What you should do ▸
Go through the entries below and copy each line containing the word "isimlerini".

Data provided ▸
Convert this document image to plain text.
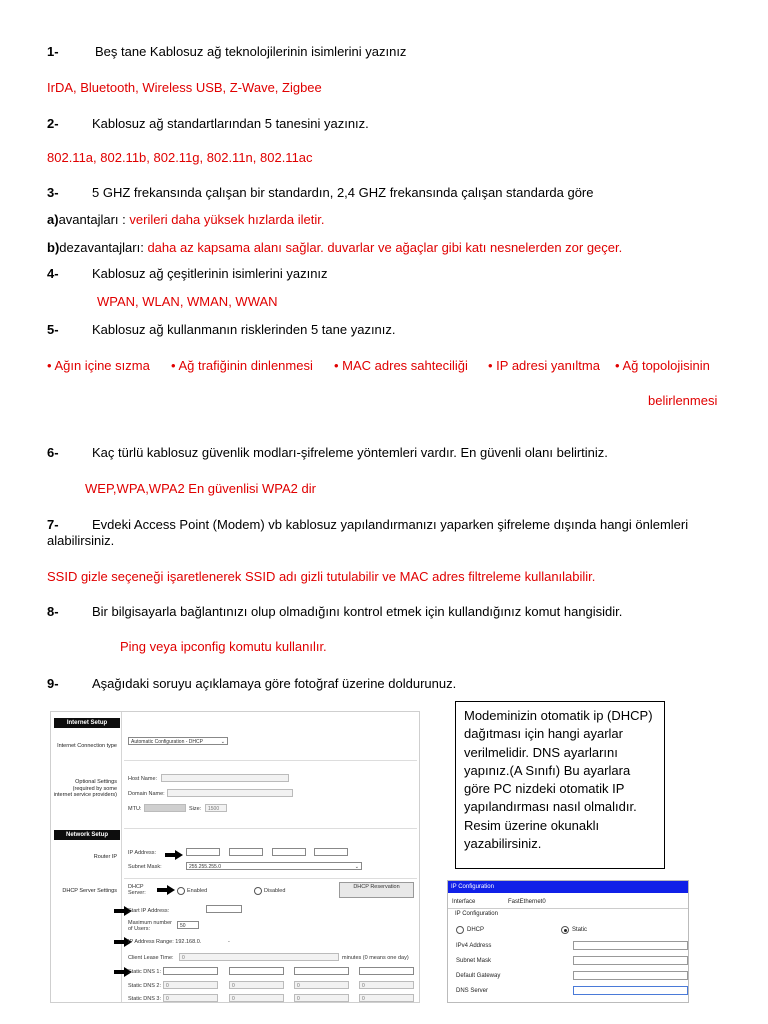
1-	Beş tane Kablosuz ağ teknolojilerinin isimlerini yazınız
IrDA, Bluetooth, Wireless USB, Z-Wave, Zigbee
2-	Kablosuz ağ standartlarından 5 tanesini yazınız.
802.11a, 802.11b, 802.11g, 802.11n, 802.11ac
3-	5 GHZ frekansında çalışan bir standardın, 2,4 GHZ frekansında çalışan standarda göre
a)avantajları : verileri daha yüksek hızlarda iletir.
b)dezavantajları: daha az kapsama alanı sağlar. duvarlar ve ağaçlar gibi katı nesnelerden zor geçer.
4-	Kablosuz ağ çeşitlerinin isimlerini yazınız
WPAN, WLAN, WMAN, WWAN
5-	Kablosuz ağ kullanmanın risklerinden 5 tane yazınız.
• Ağın içine sızma • Ağ trafiğinin dinlenmesi • MAC adres sahteciliği • IP adresi yanıltma • Ağ topolojisinin
belirlenmesi
6-	Kaç türlü kablosuz güvenlik modları-şifreleme yöntemleri vardır. En güvenli olanı belirtiniz.
WEP,WPA,WPA2 En güvenlisi WPA2 dir
7-	Evdeki Access Point (Modem) vb kablosuz yapılandırmanızı yaparken şifreleme dışında hangi önlemleri alabilirsiniz.
SSID gizle seçeneği işaretlenerek SSID adı gizli tutulabilir ve MAC adres filtreleme kullanılabilir.
8-	Bir bilgisayarla bağlantınızı olup olmadığını kontrol etmek için kullandığınız komut hangisidir.
Ping veya ipconfig komutu kullanılır.
9-	Aşağıdaki soruyu açıklamaya göre fotoğraf üzerine doldurunuz.
Internet Setup
Internet Connection type
Automatic Configuration - DHCP	⌄
Optional Settings (required by some internet service providers)
Host Name:
Domain Name:
MTU:	Size:	1500
Network Setup
Router IP
IP Address:
Subnet Mask:	255.255.255.0	⌄
DHCP Server Settings
DHCP Server:	Enabled	Disabled
DHCP Reservation
Start IP Address:
Maximum number of Users:	50
IP Address Range: 192.168.0.	-
Client Lease Time:	0	minutes (0 means one day)
Static DNS 1:
Static DNS 2: 0	0	0	0
Static DNS 3: 0	0	0	0
Modeminizin otomatik ip (DHCP) dağıtması için hangi ayarlar verilmelidir. DNS ayarlarını yapınız.(A Sınıfı) Bu ayarlara göre PC nizdeki otomatik IP yapılandırması nasıl olmalıdır. Resim üzerine okunaklı yazabilirsiniz.
IP Configuration
Interface	FastEthernet0
IP Configuration
DHCP	Static
IPv4 Address
Subnet Mask
Default Gateway
DNS Server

Worked solution ▸
1-	Beş tane Kablosuz ağ teknolojilerinin isimlerini yazınız
4-	Kablosuz ağ çeşitlerinin isimlerini yazınız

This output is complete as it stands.